*Requirement*: Below are some records; give them all again exactly, but not the pictures.

*Provided material*:
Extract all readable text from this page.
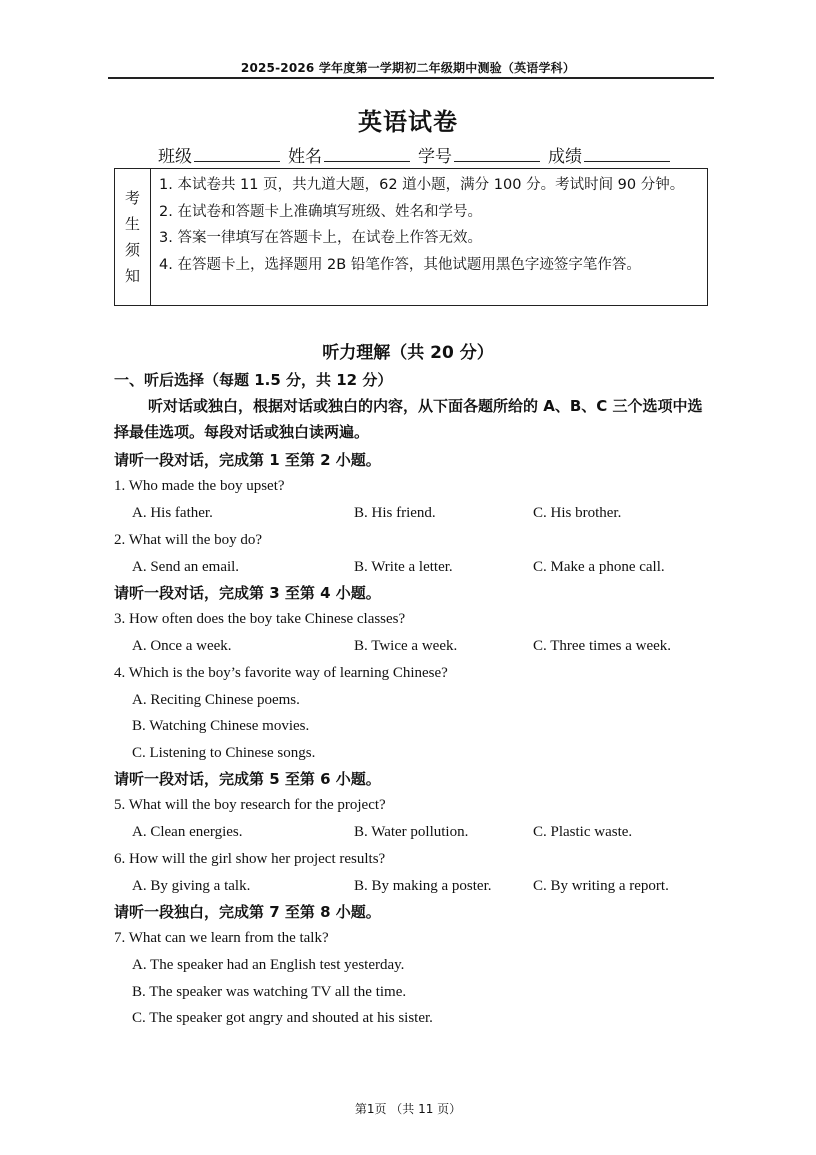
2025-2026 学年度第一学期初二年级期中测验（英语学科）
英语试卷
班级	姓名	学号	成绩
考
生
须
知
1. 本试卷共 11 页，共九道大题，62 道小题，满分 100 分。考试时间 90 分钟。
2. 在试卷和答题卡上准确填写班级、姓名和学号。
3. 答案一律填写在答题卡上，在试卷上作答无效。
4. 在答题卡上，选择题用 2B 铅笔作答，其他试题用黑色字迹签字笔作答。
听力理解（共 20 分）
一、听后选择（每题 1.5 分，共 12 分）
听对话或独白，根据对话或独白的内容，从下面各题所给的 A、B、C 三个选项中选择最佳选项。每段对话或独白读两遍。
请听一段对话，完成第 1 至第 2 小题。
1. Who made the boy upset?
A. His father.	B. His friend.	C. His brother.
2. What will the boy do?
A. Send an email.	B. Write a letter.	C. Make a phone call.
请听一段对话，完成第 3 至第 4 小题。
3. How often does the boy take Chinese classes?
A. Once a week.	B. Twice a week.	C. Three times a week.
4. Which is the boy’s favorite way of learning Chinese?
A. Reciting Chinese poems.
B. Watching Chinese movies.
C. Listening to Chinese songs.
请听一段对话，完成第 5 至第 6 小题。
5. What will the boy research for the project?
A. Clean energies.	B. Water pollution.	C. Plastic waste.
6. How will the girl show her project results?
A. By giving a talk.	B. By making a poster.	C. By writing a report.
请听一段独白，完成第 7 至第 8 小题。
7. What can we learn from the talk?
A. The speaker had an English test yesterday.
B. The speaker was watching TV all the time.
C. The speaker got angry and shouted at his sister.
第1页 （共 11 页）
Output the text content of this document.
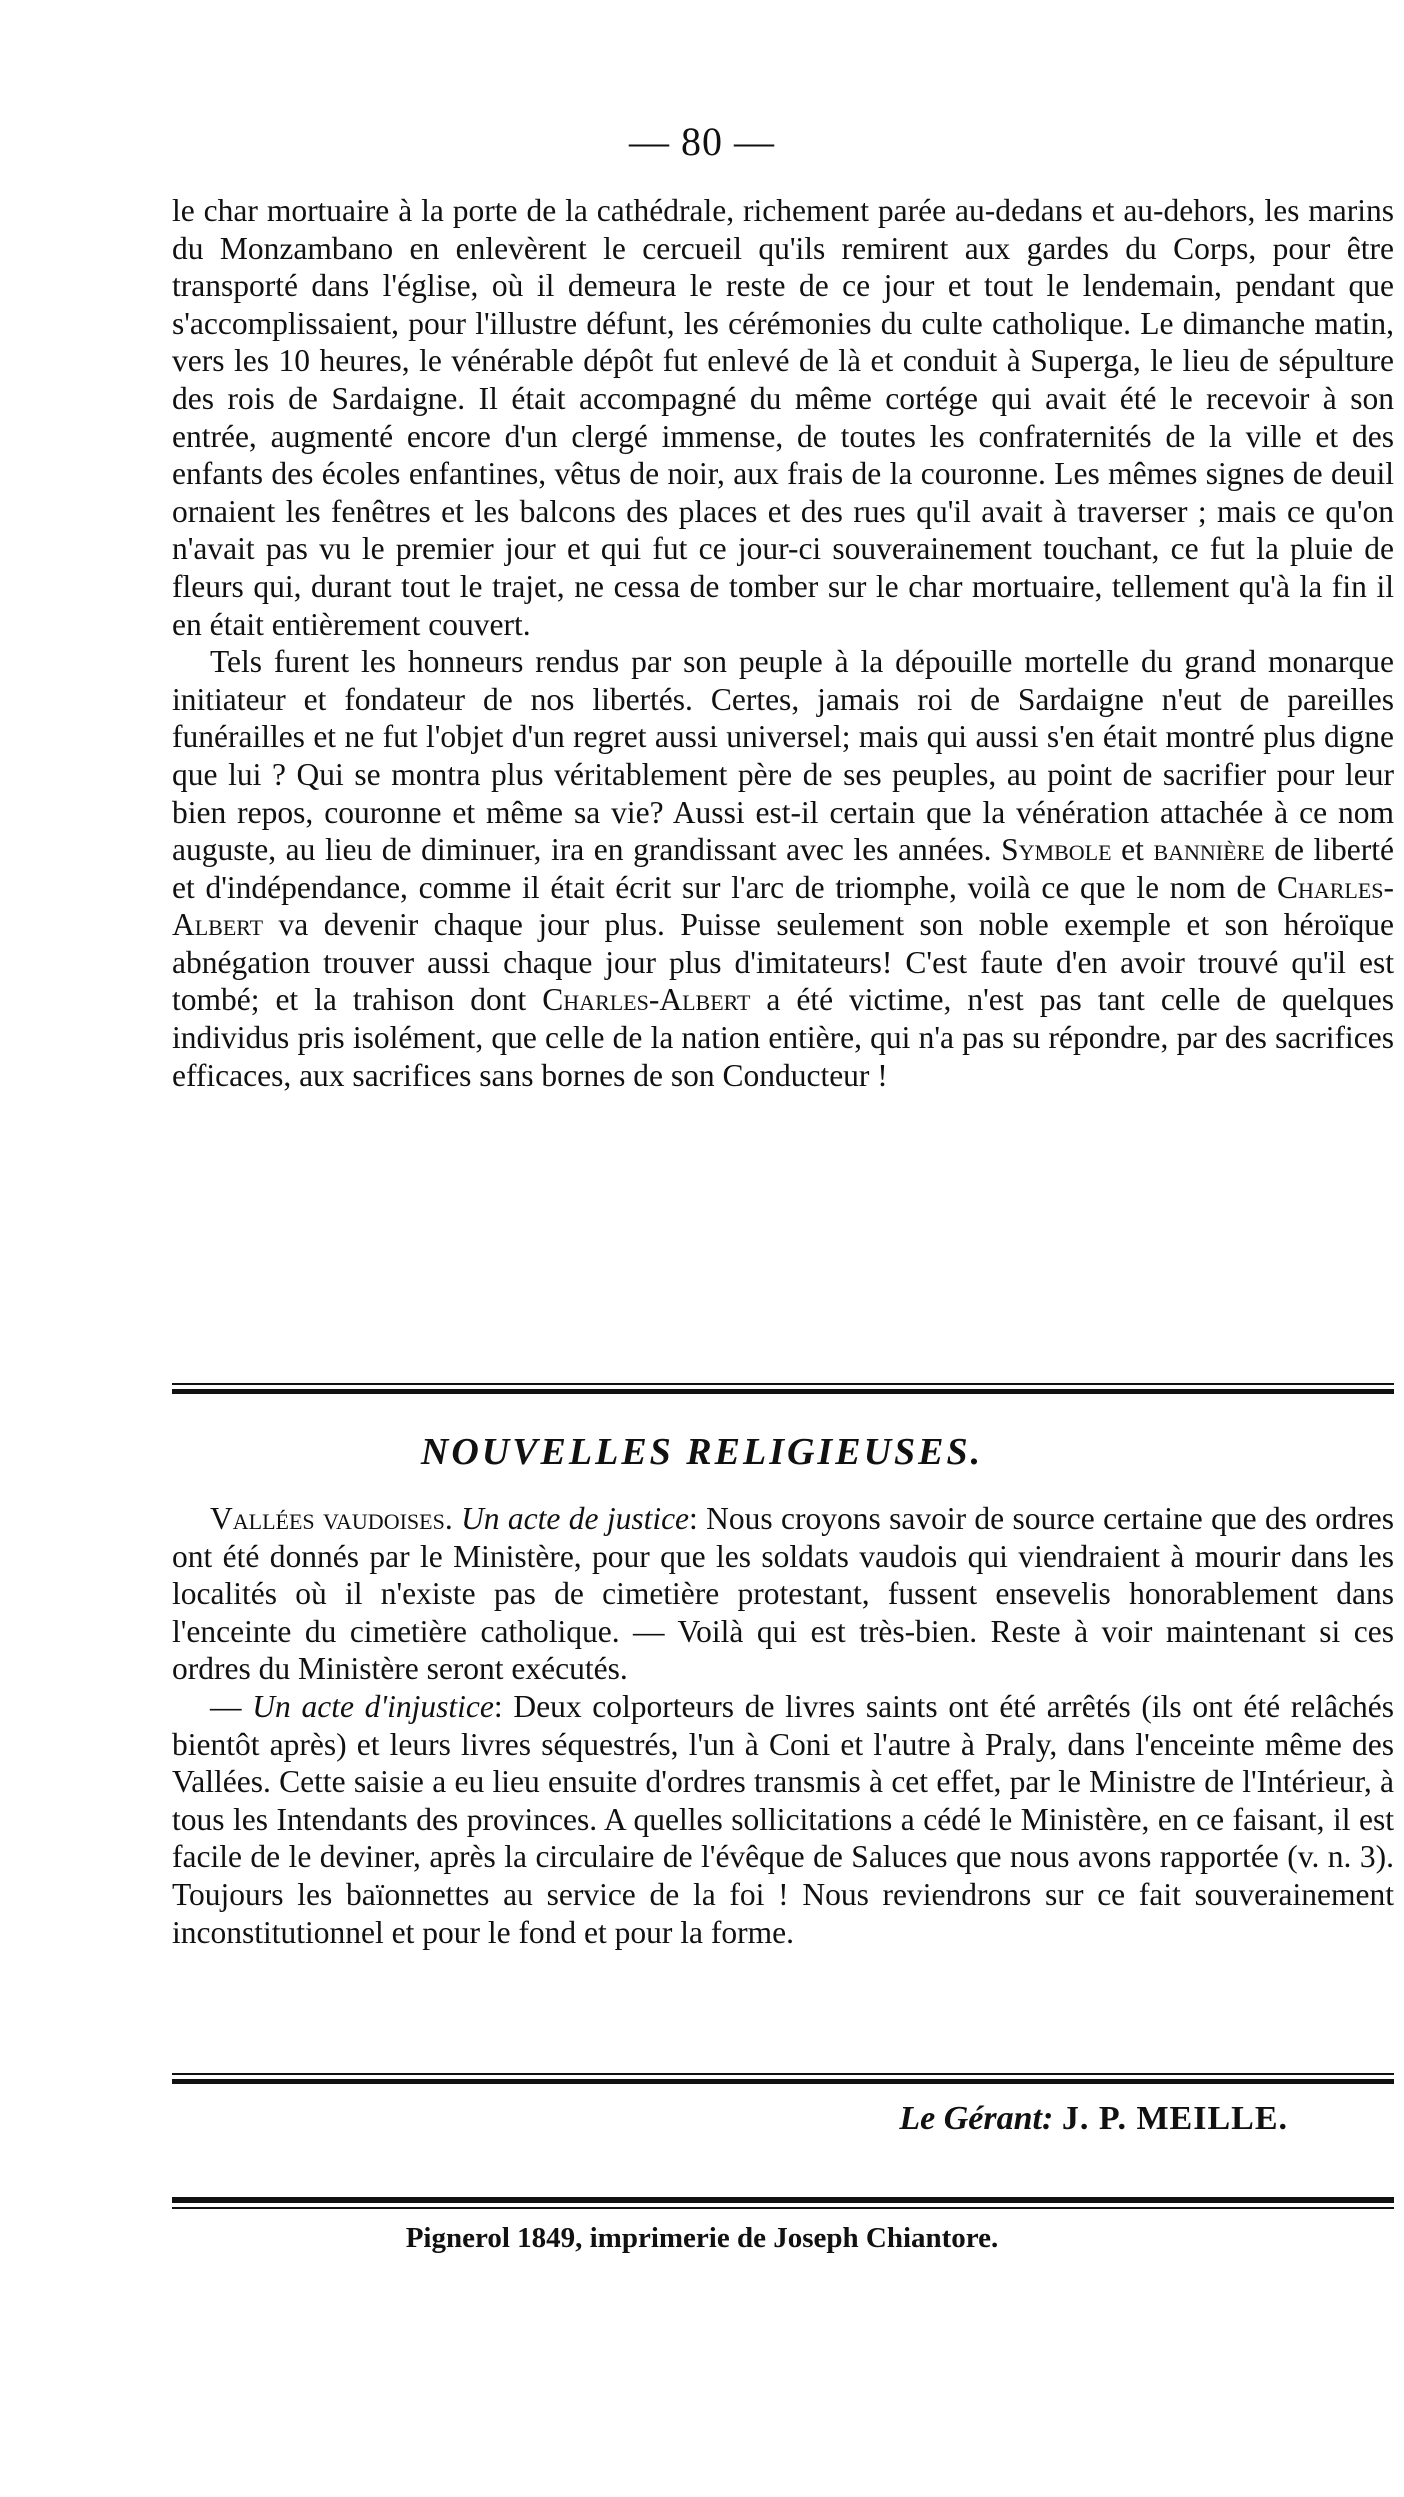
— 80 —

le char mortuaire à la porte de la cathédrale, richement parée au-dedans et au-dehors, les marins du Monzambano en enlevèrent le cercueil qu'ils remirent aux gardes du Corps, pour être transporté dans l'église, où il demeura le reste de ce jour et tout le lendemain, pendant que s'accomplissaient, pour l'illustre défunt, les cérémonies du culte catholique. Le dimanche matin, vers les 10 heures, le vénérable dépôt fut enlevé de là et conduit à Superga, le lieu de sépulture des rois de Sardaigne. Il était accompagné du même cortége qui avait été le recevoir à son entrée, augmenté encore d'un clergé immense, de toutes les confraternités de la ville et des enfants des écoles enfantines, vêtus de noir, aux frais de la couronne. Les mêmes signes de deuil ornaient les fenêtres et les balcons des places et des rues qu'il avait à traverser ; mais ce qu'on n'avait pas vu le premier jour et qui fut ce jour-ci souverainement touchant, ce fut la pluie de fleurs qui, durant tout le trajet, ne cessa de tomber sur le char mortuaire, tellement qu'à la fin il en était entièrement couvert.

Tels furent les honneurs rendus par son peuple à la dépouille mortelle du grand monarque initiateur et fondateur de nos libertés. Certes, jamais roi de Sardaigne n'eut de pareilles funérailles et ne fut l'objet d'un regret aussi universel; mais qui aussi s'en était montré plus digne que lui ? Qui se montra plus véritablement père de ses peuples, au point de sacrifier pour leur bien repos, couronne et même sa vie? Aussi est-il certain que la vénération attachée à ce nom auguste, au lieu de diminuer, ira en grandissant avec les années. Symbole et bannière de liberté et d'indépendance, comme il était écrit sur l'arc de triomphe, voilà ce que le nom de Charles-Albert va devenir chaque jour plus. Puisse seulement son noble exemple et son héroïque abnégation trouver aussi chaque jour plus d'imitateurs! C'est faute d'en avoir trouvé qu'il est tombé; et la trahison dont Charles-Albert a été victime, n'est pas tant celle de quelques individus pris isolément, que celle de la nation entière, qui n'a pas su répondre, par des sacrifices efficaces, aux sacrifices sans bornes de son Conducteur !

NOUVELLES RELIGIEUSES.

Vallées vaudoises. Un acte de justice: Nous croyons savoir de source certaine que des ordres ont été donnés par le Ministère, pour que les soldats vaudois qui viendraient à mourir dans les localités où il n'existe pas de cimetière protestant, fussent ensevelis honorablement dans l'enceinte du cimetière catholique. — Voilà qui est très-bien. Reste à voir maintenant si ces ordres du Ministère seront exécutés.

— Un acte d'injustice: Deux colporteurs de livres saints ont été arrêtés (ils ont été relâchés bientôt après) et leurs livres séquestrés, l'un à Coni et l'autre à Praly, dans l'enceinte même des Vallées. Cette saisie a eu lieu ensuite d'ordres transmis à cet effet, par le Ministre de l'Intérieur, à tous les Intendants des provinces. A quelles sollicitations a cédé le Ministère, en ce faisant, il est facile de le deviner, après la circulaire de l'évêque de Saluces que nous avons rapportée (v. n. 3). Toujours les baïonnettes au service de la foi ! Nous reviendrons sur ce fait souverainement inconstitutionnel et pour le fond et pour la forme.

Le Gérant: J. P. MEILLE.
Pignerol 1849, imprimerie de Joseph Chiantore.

*Correct result*:
Extract all readable text from this page.
2025-2026 学年度第一学期初二年级期中测验（英语学科）
英语试卷
班级	姓名	学号	成绩
考
生
须
知
1. 本试卷共 11 页，共九道大题，62 道小题，满分 100 分。考试时间 90 分钟。
2. 在试卷和答题卡上准确填写班级、姓名和学号。
3. 答案一律填写在答题卡上，在试卷上作答无效。
4. 在答题卡上，选择题用 2B 铅笔作答，其他试题用黑色字迹签字笔作答。
听力理解（共 20 分）
一、听后选择（每题 1.5 分，共 12 分）
听对话或独白，根据对话或独白的内容，从下面各题所给的 A、B、C 三个选项中选择最佳选项。每段对话或独白读两遍。
请听一段对话，完成第 1 至第 2 小题。
1. Who made the boy upset?
A. His father.	B. His friend.	C. His brother.
2. What will the boy do?
A. Send an email.	B. Write a letter.	C. Make a phone call.
请听一段对话，完成第 3 至第 4 小题。
3. How often does the boy take Chinese classes?
A. Once a week.	B. Twice a week.	C. Three times a week.
4. Which is the boy’s favorite way of learning Chinese?
A. Reciting Chinese poems.
B. Watching Chinese movies.
C. Listening to Chinese songs.
请听一段对话，完成第 5 至第 6 小题。
5. What will the boy research for the project?
A. Clean energies.	B. Water pollution.	C. Plastic waste.
6. How will the girl show her project results?
A. By giving a talk.	B. By making a poster.	C. By writing a report.
请听一段独白，完成第 7 至第 8 小题。
7. What can we learn from the talk?
A. The speaker had an English test yesterday.
B. The speaker was watching TV all the time.
C. The speaker got angry and shouted at his sister.
第1页 （共 11 页）
Output the text content of this document.
— 80 —

le char mortuaire à la porte de la cathédrale, richement parée au-dedans et au-dehors, les marins du Monzambano en enlevèrent le cercueil qu'ils remirent aux gardes du Corps, pour être transporté dans l'église, où il demeura le reste de ce jour et tout le lendemain, pendant que s'accomplissaient, pour l'illustre défunt, les cérémonies du culte catholique. Le dimanche matin, vers les 10 heures, le vénérable dépôt fut enlevé de là et conduit à Superga, le lieu de sépulture des rois de Sardaigne. Il était accompagné du même cortége qui avait été le recevoir à son entrée, augmenté encore d'un clergé immense, de toutes les confraternités de la ville et des enfants des écoles enfantines, vêtus de noir, aux frais de la couronne. Les mêmes signes de deuil ornaient les fenêtres et les balcons des places et des rues qu'il avait à traverser ; mais ce qu'on n'avait pas vu le premier jour et qui fut ce jour-ci souverainement touchant, ce fut la pluie de fleurs qui, durant tout le trajet, ne cessa de tomber sur le char mortuaire, tellement qu'à la fin il en était entièrement couvert.

Tels furent les honneurs rendus par son peuple à la dépouille mortelle du grand monarque initiateur et fondateur de nos libertés. Certes, jamais roi de Sardaigne n'eut de pareilles funérailles et ne fut l'objet d'un regret aussi universel; mais qui aussi s'en était montré plus digne que lui ? Qui se montra plus véritablement père de ses peuples, au point de sacrifier pour leur bien repos, couronne et même sa vie? Aussi est-il certain que la vénération attachée à ce nom auguste, au lieu de diminuer, ira en grandissant avec les années. Symbole et bannière de liberté et d'indépendance, comme il était écrit sur l'arc de triomphe, voilà ce que le nom de Charles-Albert va devenir chaque jour plus. Puisse seulement son noble exemple et son héroïque abnégation trouver aussi chaque jour plus d'imitateurs! C'est faute d'en avoir trouvé qu'il est tombé; et la trahison dont Charles-Albert a été victime, n'est pas tant celle de quelques individus pris isolément, que celle de la nation entière, qui n'a pas su répondre, par des sacrifices efficaces, aux sacrifices sans bornes de son Conducteur !

NOUVELLES RELIGIEUSES.

Vallées vaudoises. Un acte de justice: Nous croyons savoir de source certaine que des ordres ont été donnés par le Ministère, pour que les soldats vaudois qui viendraient à mourir dans les localités où il n'existe pas de cimetière protestant, fussent ensevelis honorablement dans l'enceinte du cimetière catholique. — Voilà qui est très-bien. Reste à voir maintenant si ces ordres du Ministère seront exécutés.

— Un acte d'injustice: Deux colporteurs de livres saints ont été arrêtés (ils ont été relâchés bientôt après) et leurs livres séquestrés, l'un à Coni et l'autre à Praly, dans l'enceinte même des Vallées. Cette saisie a eu lieu ensuite d'ordres transmis à cet effet, par le Ministre de l'Intérieur, à tous les Intendants des provinces. A quelles sollicitations a cédé le Ministère, en ce faisant, il est facile de le deviner, après la circulaire de l'évêque de Saluces que nous avons rapportée (v. n. 3). Toujours les baïonnettes au service de la foi ! Nous reviendrons sur ce fait souverainement inconstitutionnel et pour le fond et pour la forme.

Le Gérant: J. P. MEILLE.
Pignerol 1849, imprimerie de Joseph Chiantore.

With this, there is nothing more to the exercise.